===== DATA SECTION =====
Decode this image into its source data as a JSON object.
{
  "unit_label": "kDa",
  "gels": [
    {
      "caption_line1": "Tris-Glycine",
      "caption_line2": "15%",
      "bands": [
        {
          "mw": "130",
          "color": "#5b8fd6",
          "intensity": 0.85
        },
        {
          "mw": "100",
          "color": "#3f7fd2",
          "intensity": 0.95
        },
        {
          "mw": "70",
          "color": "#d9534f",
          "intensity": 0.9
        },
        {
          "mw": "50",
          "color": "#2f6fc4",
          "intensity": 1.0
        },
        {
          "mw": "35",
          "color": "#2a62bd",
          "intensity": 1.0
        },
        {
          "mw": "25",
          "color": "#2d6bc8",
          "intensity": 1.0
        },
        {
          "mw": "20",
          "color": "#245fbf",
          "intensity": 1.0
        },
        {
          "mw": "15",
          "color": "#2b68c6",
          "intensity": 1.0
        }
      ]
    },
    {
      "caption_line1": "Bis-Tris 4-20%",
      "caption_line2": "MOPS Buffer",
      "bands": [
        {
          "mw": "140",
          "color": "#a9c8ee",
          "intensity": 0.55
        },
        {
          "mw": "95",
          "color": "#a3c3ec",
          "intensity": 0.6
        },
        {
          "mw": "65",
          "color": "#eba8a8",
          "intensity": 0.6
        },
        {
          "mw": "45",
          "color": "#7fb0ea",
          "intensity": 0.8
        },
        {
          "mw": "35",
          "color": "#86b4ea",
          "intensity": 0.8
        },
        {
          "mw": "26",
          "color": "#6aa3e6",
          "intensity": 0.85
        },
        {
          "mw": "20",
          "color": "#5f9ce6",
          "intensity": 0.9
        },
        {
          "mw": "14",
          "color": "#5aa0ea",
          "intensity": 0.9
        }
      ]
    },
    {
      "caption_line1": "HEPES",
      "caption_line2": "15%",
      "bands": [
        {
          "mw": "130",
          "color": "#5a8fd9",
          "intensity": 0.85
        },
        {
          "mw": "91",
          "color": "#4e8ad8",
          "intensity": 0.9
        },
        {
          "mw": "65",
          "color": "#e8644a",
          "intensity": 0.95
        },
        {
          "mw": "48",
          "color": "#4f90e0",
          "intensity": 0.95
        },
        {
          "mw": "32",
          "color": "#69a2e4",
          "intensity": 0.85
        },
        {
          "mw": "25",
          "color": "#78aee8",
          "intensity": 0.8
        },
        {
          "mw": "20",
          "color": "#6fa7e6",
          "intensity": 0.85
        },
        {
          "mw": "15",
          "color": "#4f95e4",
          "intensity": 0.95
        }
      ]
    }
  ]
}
=====
• _INSTRUCTIONS FOR THE TASK_:
From the records above, extract everything verbatim.

• _EXERCISE OUTPUT_:
Decode this image into its source data as a JSON object.
{
  "unit_label": "kDa",
  "gels": [
    {
      "caption_line1": "Tris-Glycine",
      "caption_line2": "15%",
      "bands": [
        {
          "mw": "130",
          "color": "#5b8fd6",
          "intensity": 0.85
        },
        {
          "mw": "100",
          "color": "#3f7fd2",
          "intensity": 0.95
        },
        {
          "mw": "70",
          "color": "#d9534f",
          "intensity": 0.9
        },
        {
          "mw": "50",
          "color": "#2f6fc4",
          "intensity": 1.0
        },
        {
          "mw": "35",
          "color": "#2a62bd",
          "intensity": 1.0
        },
        {
          "mw": "25",
          "color": "#2d6bc8",
          "intensity": 1.0
        },
        {
          "mw": "20",
          "color": "#245fbf",
          "intensity": 1.0
        },
        {
          "mw": "15",
          "color": "#2b68c6",
          "intensity": 1.0
        }
      ]
    },
    {
      "caption_line1": "Bis-Tris 4-20%",
      "caption_line2": "MOPS Buffer",
      "bands": [
        {
          "mw": "140",
          "color": "#a9c8ee",
          "intensity": 0.55
        },
        {
          "mw": "95",
          "color": "#a3c3ec",
          "intensity": 0.6
        },
        {
          "mw": "65",
          "color": "#eba8a8",
          "intensity": 0.6
        },
        {
          "mw": "45",
          "color": "#7fb0ea",
          "intensity": 0.8
        },
        {
          "mw": "35",
          "color": "#86b4ea",
          "intensity": 0.8
        },
        {
          "mw": "26",
          "color": "#6aa3e6",
          "intensity": 0.85
        },
        {
          "mw": "20",
          "color": "#5f9ce6",
          "intensity": 0.9
        },
        {
          "mw": "14",
          "color": "#5aa0ea",
          "intensity": 0.9
        }
      ]
    },
    {
      "caption_line1": "HEPES",
      "caption_line2": "15%",
      "bands": [
        {
          "mw": "130",
          "color": "#5a8fd9",
          "intensity": 0.85
        },
        {
          "mw": "91",
          "color": "#4e8ad8",
          "intensity": 0.9
        },
        {
          "mw": "65",
          "color": "#e8644a",
          "intensity": 0.95
        },
        {
          "mw": "48",
          "color": "#4f90e0",
          "intensity": 0.95
        },
        {
          "mw": "32",
          "color": "#69a2e4",
          "intensity": 0.85
        },
        {
          "mw": "25",
          "color": "#78aee8",
          "intensity": 0.8
        },
        {
          "mw": "20",
          "color": "#6fa7e6",
          "intensity": 0.85
        },
        {
          "mw": "15",
          "color": "#4f95e4",
          "intensity": 0.95
        }
      ]
    }
  ]
}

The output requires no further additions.